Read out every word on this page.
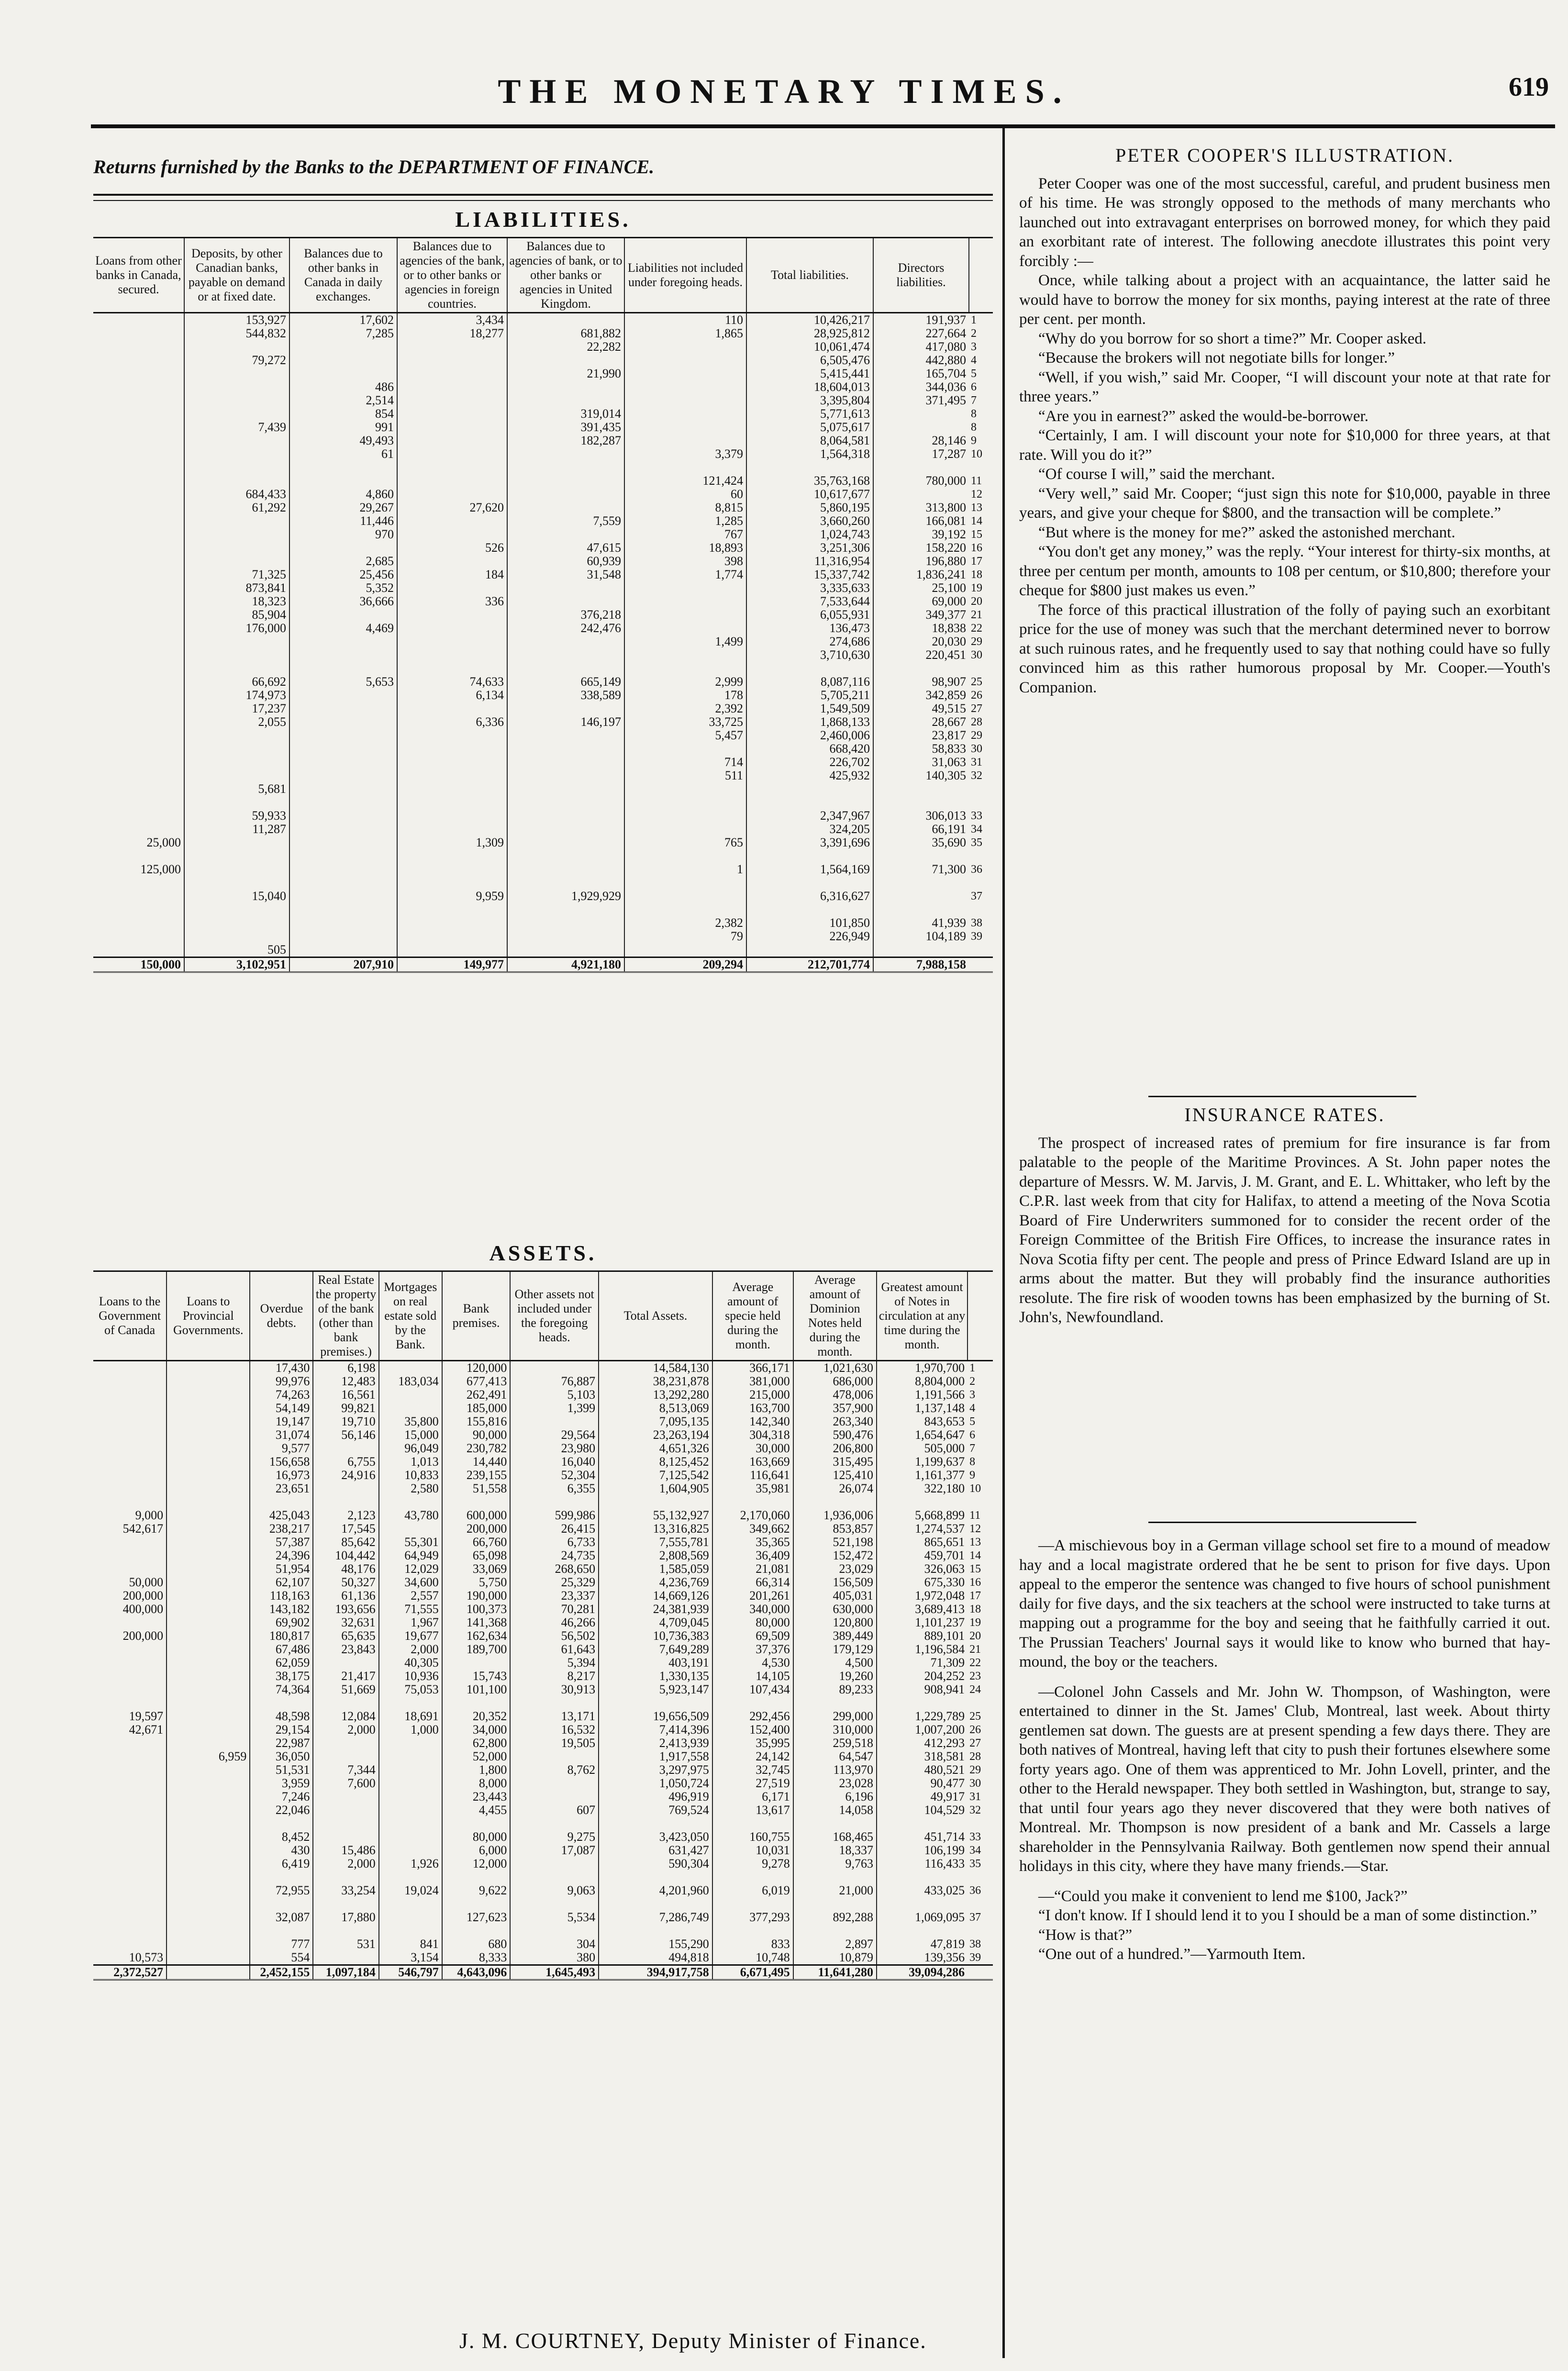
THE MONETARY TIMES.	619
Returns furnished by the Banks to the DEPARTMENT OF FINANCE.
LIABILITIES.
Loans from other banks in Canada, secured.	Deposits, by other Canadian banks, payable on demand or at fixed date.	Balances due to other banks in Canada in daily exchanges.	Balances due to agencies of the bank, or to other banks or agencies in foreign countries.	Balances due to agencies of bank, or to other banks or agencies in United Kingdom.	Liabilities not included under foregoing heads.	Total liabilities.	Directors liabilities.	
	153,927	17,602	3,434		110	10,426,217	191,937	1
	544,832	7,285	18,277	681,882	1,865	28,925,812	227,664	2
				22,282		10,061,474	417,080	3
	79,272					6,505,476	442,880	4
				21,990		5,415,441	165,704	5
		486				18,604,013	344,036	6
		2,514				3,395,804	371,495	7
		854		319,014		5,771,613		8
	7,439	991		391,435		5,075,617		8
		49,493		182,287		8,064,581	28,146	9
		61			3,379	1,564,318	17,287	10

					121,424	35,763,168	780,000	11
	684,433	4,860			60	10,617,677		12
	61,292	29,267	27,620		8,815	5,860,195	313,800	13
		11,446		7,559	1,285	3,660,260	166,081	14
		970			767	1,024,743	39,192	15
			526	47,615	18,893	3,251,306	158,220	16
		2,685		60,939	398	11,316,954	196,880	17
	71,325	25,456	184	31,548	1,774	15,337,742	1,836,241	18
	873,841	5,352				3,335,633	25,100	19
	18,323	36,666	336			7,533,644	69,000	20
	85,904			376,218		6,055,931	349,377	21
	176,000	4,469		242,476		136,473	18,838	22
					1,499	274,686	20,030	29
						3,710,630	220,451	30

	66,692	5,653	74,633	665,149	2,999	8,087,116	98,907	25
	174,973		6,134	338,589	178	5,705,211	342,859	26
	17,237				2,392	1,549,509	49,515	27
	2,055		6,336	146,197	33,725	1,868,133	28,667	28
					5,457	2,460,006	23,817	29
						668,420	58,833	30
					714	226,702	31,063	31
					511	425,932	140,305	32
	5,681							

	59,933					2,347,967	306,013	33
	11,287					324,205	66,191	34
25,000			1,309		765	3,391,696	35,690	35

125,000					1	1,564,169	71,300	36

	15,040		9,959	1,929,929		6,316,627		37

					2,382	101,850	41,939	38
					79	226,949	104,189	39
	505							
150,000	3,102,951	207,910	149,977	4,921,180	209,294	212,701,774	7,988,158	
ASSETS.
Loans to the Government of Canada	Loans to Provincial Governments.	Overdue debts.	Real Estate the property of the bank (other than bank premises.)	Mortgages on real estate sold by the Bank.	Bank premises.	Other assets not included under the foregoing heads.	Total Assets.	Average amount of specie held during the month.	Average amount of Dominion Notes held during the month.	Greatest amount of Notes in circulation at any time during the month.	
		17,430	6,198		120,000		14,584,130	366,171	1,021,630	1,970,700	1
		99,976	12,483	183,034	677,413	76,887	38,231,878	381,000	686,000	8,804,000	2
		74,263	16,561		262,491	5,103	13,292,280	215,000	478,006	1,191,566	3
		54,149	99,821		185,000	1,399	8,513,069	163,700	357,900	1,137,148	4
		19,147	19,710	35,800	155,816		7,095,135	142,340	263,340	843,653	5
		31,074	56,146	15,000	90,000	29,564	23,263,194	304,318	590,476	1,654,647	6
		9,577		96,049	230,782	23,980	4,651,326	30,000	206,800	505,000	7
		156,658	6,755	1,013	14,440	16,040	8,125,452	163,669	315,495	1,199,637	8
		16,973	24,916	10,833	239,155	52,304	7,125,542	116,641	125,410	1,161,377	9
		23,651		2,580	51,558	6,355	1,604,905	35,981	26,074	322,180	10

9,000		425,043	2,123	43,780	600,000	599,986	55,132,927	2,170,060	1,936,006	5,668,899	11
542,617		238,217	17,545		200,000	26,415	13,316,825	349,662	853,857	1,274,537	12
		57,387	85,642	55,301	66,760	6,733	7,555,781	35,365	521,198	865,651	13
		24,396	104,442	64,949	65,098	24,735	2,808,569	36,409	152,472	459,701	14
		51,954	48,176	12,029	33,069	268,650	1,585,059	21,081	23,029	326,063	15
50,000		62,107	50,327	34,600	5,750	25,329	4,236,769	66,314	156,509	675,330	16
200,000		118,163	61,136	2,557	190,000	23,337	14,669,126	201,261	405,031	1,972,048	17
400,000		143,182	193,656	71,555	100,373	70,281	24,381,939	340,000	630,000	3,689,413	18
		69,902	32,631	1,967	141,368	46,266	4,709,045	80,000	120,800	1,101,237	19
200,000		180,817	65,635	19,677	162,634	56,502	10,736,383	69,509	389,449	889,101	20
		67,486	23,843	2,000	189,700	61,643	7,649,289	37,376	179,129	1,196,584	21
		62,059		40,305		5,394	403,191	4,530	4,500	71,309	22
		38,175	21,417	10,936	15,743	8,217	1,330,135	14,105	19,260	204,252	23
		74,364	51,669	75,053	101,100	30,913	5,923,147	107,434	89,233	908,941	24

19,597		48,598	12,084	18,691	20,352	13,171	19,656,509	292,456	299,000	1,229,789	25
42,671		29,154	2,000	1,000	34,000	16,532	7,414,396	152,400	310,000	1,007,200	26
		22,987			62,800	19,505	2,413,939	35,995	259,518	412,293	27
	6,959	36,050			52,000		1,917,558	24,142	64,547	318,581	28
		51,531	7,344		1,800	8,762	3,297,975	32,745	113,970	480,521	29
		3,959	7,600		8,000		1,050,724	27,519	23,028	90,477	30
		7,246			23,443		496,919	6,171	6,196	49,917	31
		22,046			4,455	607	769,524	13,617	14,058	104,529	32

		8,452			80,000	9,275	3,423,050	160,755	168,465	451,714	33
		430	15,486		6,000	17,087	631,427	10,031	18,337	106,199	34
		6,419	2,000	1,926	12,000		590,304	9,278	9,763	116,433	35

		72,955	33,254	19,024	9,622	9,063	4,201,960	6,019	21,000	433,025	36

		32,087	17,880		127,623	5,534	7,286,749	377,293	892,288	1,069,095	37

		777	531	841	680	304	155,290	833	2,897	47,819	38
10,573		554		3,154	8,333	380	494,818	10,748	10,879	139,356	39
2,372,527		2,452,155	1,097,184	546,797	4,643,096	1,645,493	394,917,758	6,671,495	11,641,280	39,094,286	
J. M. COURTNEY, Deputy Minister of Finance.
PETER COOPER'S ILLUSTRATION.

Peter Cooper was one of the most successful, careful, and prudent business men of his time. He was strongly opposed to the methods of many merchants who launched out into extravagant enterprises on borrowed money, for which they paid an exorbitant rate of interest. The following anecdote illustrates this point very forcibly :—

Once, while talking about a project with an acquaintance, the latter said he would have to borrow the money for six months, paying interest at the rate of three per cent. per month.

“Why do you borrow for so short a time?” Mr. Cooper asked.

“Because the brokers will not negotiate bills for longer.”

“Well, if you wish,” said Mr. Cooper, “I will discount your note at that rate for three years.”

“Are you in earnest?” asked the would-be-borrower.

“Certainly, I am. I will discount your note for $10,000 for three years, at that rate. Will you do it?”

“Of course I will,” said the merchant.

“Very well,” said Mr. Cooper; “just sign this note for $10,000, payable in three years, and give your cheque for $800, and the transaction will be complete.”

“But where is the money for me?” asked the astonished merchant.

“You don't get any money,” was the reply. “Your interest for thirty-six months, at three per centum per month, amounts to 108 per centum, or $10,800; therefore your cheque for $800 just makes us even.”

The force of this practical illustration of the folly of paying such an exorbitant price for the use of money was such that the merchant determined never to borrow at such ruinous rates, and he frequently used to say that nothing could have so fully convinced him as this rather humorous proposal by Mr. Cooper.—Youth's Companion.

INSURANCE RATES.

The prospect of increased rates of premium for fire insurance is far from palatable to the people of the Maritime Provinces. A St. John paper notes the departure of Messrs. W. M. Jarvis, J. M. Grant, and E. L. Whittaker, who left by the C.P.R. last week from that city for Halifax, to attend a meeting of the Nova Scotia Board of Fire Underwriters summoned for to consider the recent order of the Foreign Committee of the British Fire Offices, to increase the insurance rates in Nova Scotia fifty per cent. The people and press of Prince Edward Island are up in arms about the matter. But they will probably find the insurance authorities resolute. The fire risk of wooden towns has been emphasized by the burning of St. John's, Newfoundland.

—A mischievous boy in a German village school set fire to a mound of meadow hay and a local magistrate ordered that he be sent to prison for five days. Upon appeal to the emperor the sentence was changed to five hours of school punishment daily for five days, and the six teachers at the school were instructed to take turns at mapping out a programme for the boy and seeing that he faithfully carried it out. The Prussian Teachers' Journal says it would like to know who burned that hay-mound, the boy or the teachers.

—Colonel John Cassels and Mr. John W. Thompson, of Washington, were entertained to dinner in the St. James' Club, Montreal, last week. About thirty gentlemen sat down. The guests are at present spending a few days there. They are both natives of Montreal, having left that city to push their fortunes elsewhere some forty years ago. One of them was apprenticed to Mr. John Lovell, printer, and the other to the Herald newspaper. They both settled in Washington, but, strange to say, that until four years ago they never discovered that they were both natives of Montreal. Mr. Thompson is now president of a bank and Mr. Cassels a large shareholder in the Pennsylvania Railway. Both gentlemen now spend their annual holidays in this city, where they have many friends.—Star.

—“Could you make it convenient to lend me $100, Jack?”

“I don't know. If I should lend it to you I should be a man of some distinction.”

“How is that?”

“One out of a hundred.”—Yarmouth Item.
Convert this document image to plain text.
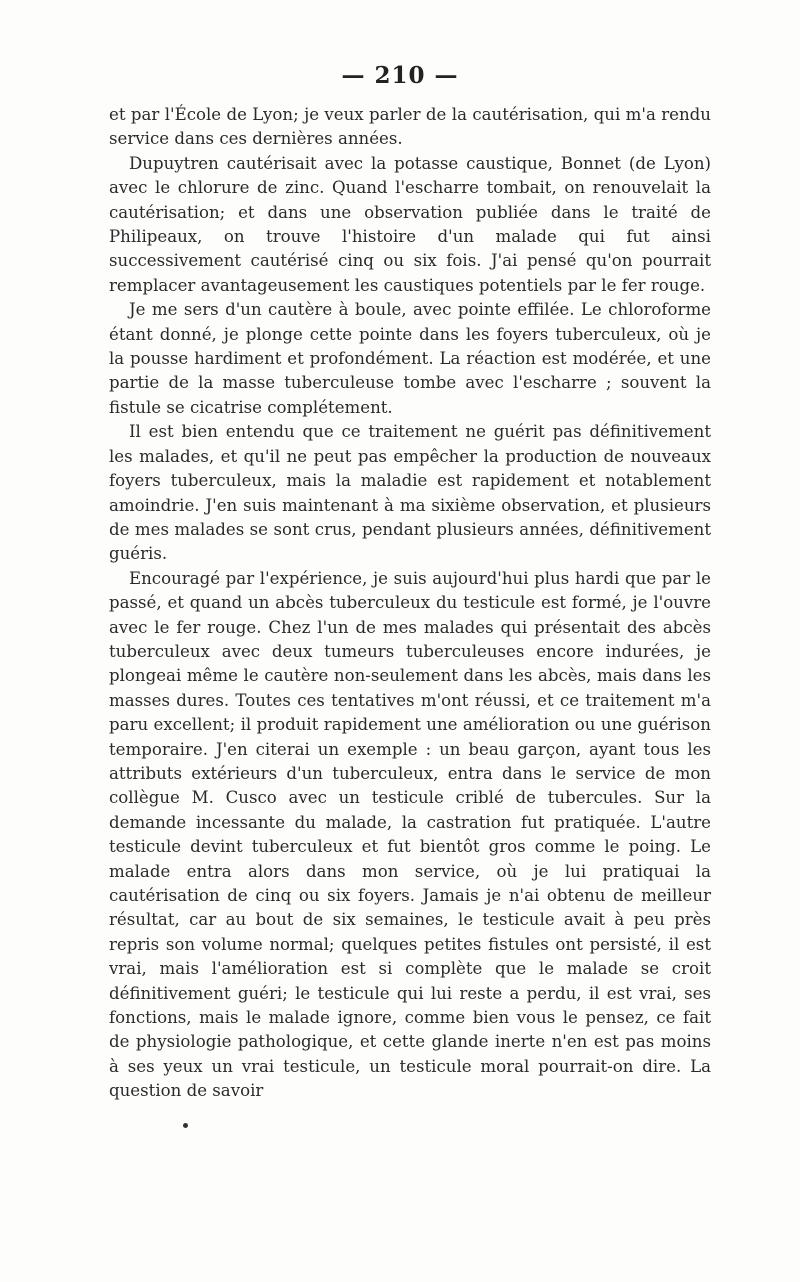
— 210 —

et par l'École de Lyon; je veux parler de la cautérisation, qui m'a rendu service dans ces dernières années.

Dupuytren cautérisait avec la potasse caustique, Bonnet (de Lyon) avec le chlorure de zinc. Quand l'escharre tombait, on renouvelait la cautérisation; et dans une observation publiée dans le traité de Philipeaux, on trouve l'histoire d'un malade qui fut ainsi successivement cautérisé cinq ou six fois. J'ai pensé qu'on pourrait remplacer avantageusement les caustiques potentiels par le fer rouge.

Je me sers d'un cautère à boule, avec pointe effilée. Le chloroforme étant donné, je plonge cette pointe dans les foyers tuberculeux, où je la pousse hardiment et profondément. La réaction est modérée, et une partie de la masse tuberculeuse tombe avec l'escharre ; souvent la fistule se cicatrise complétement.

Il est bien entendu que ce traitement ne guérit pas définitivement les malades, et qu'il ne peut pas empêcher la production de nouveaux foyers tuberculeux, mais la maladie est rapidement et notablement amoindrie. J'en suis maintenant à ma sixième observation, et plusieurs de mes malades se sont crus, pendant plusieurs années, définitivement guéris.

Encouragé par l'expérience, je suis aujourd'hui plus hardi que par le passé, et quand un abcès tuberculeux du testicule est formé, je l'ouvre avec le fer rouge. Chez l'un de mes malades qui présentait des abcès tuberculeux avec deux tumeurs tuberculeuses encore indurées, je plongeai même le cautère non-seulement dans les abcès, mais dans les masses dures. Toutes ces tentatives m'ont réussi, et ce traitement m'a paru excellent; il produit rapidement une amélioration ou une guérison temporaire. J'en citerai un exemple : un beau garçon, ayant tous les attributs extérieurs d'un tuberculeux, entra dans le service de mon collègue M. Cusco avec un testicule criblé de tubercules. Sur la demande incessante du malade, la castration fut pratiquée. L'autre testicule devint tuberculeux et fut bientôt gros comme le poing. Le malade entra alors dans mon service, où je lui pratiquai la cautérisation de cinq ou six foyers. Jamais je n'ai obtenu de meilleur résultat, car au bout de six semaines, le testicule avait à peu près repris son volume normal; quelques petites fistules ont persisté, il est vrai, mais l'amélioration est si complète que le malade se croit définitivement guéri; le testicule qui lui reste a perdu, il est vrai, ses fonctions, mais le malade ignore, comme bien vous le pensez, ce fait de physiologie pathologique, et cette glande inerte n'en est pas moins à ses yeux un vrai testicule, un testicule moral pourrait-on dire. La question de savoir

● WHAT TO DO
Pull out all lines containing "escharre".

● WRITTEN SOLUTION
Dupuytren cautérisait avec la potasse caustique, Bonnet (de Lyon) avec le chlorure de zinc. Quand l'escharre tombait, on renouvelait la cautérisation; et dans une observation publiée dans le traité de Philipeaux, on trouve l'histoire d'un malade qui fut ainsi successivement cautérisé cinq ou six fois. J'ai pensé qu'on pourrait remplacer avantageusement les caustiques potentiels par le fer rouge.
Je me sers d'un cautère à boule, avec pointe effilée. Le chloroforme étant donné, je plonge cette pointe dans les foyers tuberculeux, où je la pousse hardiment et profondément. La réaction est modérée, et une partie de la masse tuberculeuse tombe avec l'escharre ; souvent la fistule se cicatrise complétement.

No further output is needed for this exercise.